**GIVEN INSTRUCTION:**
Out of the lines below, please list those that hold the string "series".

**LISTING:**
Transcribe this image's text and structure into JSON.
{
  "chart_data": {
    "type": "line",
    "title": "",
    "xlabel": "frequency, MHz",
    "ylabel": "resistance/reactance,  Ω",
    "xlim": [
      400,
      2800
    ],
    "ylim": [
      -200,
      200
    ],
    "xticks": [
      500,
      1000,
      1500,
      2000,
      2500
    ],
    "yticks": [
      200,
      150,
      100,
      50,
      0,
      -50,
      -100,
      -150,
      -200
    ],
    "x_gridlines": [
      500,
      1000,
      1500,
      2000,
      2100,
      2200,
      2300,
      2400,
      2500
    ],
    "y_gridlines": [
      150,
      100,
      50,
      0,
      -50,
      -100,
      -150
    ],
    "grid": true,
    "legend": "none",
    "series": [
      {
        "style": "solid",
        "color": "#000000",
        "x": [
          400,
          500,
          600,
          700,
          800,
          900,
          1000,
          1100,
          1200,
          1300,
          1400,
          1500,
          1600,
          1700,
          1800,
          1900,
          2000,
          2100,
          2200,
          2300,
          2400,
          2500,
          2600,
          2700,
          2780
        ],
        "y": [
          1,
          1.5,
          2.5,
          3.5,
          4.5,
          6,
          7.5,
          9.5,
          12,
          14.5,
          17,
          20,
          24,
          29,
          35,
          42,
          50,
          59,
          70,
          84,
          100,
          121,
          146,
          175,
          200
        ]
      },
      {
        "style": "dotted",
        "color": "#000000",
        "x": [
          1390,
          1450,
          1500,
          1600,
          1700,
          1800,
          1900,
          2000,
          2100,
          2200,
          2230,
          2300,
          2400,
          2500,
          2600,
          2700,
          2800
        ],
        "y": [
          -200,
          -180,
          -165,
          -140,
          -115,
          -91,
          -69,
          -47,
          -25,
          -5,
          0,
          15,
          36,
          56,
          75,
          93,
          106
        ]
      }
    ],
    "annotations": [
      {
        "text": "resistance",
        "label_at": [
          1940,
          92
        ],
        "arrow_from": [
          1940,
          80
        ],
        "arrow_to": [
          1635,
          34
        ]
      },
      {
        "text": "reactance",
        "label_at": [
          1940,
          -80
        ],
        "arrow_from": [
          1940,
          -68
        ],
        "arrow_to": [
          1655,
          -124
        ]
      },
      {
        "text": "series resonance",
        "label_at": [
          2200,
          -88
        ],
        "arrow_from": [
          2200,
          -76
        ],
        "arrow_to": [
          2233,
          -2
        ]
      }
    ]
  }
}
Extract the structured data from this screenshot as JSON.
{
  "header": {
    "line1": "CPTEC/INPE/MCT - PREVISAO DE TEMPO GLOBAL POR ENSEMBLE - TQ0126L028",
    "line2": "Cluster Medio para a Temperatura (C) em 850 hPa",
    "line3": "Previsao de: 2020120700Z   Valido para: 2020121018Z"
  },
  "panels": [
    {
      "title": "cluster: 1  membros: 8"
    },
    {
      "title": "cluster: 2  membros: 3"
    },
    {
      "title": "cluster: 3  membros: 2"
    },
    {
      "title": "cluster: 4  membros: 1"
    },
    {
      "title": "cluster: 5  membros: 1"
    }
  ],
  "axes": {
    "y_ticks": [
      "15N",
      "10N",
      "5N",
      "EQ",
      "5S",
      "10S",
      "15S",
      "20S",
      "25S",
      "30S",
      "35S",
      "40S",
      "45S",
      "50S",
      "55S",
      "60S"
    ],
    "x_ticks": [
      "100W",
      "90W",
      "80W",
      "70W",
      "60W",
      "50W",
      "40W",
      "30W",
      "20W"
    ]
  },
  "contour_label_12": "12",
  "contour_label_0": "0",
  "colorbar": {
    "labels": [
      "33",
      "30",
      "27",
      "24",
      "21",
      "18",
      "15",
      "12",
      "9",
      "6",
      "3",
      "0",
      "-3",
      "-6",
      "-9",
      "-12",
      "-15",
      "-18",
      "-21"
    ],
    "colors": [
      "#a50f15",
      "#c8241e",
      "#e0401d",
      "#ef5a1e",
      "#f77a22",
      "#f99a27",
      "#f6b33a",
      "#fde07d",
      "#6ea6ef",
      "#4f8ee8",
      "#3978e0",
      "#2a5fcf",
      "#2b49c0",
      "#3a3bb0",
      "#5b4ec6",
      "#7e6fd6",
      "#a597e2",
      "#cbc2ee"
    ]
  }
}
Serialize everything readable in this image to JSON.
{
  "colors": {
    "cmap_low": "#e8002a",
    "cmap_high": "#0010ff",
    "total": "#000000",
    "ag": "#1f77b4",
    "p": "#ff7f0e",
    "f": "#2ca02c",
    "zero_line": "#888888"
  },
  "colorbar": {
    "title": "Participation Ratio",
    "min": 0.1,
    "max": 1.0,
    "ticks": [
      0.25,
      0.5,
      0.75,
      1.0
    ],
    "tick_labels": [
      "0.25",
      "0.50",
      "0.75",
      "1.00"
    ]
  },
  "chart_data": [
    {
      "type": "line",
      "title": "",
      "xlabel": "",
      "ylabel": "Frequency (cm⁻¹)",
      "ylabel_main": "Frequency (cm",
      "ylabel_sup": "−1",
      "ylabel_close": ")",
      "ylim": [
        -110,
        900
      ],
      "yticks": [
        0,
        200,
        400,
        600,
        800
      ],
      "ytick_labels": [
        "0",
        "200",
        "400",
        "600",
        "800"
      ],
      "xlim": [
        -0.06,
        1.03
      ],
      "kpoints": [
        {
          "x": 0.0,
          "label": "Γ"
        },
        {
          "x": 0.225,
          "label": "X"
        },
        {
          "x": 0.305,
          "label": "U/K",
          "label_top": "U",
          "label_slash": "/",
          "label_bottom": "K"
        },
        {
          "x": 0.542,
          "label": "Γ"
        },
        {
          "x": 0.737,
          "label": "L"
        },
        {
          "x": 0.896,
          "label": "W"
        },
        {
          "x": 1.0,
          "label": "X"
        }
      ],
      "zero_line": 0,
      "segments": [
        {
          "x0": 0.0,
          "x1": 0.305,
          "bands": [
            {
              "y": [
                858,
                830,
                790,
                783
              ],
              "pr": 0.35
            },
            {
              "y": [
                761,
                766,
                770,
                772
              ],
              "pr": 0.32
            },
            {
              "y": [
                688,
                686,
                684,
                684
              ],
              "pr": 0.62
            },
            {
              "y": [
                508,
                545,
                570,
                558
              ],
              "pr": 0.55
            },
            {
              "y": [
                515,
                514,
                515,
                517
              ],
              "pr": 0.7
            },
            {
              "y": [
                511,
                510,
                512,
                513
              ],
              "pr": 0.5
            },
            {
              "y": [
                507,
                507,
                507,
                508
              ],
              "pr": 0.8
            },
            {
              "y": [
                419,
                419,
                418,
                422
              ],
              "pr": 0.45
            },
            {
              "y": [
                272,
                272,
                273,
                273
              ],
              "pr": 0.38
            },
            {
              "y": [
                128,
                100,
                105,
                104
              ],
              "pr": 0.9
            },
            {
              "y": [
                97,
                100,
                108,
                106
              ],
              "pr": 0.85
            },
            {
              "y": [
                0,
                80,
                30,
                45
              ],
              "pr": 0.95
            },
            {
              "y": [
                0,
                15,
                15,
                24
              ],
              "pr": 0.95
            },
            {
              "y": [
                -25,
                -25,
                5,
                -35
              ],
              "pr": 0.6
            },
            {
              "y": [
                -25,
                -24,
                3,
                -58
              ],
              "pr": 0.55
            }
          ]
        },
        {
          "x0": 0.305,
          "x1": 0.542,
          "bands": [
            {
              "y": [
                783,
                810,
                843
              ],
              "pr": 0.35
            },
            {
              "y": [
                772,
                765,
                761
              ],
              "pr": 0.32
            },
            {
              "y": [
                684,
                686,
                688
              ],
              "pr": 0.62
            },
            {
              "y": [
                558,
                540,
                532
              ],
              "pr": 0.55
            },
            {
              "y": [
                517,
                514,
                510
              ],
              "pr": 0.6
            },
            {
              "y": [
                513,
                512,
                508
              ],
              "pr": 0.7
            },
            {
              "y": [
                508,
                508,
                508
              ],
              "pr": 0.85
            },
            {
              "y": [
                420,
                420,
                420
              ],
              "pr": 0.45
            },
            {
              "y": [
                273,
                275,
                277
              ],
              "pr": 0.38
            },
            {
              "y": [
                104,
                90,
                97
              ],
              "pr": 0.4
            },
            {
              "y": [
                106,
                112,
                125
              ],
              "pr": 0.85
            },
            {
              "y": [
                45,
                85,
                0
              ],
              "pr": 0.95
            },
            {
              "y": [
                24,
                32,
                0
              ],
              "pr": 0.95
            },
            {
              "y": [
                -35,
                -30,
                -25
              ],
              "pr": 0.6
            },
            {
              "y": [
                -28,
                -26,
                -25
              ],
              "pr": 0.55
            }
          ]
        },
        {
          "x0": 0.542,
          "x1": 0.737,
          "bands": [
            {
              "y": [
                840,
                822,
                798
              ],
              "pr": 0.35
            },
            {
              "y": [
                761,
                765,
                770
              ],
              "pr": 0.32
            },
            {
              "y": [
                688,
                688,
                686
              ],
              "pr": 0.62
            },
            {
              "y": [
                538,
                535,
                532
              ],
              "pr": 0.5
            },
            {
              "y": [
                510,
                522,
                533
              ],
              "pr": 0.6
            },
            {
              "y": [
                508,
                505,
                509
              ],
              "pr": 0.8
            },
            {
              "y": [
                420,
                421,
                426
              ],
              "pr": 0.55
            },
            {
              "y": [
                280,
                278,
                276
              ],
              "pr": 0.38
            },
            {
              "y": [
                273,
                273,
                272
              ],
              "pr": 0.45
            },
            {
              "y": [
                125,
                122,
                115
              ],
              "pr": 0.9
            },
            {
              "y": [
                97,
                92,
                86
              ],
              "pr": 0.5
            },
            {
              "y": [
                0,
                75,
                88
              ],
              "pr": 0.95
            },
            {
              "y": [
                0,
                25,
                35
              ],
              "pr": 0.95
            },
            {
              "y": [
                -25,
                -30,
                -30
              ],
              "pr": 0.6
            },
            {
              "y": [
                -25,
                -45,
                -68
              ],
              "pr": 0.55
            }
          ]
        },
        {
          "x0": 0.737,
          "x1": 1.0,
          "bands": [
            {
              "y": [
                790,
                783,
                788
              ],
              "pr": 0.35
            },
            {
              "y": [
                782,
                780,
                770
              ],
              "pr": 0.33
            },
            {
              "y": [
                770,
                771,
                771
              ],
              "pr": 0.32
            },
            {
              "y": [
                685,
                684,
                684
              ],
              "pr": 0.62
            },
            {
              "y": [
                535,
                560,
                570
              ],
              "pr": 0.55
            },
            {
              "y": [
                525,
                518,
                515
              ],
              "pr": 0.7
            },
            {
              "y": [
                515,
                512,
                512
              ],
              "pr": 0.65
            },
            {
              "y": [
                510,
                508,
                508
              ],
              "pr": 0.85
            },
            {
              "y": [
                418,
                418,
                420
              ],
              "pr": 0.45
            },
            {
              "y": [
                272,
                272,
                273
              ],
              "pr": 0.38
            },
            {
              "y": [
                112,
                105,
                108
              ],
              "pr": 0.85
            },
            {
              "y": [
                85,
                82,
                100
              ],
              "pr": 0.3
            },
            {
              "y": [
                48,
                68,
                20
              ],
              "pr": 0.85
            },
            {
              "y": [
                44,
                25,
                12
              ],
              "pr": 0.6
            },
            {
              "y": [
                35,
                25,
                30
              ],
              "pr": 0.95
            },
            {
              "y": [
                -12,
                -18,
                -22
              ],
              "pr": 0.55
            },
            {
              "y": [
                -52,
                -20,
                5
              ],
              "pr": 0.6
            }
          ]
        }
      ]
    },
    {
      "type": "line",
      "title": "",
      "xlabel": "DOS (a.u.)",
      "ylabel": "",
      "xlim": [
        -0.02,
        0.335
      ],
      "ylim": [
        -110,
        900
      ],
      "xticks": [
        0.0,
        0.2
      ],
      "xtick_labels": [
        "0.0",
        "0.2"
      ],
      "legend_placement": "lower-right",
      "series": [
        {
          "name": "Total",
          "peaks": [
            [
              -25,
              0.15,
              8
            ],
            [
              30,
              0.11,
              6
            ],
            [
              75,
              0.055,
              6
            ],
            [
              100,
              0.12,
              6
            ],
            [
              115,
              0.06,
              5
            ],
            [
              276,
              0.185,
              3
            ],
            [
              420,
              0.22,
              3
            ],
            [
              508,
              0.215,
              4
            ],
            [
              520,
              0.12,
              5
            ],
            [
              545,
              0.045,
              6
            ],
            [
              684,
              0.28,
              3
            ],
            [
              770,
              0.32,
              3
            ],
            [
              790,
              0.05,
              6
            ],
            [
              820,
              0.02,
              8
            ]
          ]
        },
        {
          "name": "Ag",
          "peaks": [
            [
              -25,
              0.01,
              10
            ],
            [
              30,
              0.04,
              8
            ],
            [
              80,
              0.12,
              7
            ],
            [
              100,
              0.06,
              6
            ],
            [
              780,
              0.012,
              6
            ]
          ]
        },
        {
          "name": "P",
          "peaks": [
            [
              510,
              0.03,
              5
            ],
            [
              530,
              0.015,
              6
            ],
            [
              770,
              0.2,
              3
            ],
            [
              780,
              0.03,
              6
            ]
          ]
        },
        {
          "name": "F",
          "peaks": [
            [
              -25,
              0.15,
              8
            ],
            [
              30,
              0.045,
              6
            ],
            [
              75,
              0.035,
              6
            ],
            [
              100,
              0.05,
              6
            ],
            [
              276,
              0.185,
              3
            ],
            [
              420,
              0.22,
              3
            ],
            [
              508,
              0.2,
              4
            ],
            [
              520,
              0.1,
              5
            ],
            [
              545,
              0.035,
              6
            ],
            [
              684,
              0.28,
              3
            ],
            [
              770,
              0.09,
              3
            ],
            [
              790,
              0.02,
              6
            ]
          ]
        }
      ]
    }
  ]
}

**ANSWER TO THE PROBLEM:**
    "series": [
        "text": "series resonance",
      "series": [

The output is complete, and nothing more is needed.